The records >>
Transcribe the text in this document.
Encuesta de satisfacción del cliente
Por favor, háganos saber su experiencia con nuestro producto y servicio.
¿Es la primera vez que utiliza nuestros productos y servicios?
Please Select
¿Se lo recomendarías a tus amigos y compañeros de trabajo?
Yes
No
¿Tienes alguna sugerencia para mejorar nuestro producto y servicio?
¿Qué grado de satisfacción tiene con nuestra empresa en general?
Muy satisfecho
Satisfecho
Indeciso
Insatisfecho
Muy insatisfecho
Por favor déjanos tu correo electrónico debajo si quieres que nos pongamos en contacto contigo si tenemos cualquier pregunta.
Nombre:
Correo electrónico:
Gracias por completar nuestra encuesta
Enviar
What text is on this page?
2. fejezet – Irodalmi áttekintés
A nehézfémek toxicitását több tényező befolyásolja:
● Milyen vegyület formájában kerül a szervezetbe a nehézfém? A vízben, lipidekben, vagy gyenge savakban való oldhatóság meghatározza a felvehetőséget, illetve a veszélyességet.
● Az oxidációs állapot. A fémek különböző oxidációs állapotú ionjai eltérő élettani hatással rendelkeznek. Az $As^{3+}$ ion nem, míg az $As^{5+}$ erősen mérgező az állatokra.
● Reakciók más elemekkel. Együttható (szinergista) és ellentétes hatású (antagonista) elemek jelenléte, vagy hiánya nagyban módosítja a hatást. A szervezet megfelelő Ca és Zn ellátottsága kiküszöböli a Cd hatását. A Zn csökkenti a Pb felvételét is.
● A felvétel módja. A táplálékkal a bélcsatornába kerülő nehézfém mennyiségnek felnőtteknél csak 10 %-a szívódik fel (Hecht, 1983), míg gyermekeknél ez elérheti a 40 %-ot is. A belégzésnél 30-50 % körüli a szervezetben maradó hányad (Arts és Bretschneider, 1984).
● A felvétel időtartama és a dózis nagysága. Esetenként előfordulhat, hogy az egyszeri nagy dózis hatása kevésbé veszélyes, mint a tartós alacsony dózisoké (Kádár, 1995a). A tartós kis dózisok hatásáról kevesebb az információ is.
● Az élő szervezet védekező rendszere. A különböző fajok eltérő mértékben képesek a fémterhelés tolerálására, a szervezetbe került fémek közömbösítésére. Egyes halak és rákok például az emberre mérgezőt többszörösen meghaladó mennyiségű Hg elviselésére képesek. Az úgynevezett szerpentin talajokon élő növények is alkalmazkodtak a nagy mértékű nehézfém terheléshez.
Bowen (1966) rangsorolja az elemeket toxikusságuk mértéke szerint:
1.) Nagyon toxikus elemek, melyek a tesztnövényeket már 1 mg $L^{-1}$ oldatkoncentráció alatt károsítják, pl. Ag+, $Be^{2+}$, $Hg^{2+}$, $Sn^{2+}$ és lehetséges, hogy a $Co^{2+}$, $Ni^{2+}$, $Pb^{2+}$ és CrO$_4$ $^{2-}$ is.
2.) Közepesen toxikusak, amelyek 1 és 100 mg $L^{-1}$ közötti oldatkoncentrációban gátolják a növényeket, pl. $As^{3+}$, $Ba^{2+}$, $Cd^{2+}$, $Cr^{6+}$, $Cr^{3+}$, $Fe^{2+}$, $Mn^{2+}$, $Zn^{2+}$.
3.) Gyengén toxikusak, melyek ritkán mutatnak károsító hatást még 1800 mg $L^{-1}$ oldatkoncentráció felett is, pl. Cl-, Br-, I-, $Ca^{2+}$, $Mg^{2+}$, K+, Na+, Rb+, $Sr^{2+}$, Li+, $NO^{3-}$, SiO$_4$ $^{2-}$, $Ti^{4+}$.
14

Instruction >> Copy out the lines in which the string "this" appears.

Response >>
Transcribe the text in this document.
What text is on this page?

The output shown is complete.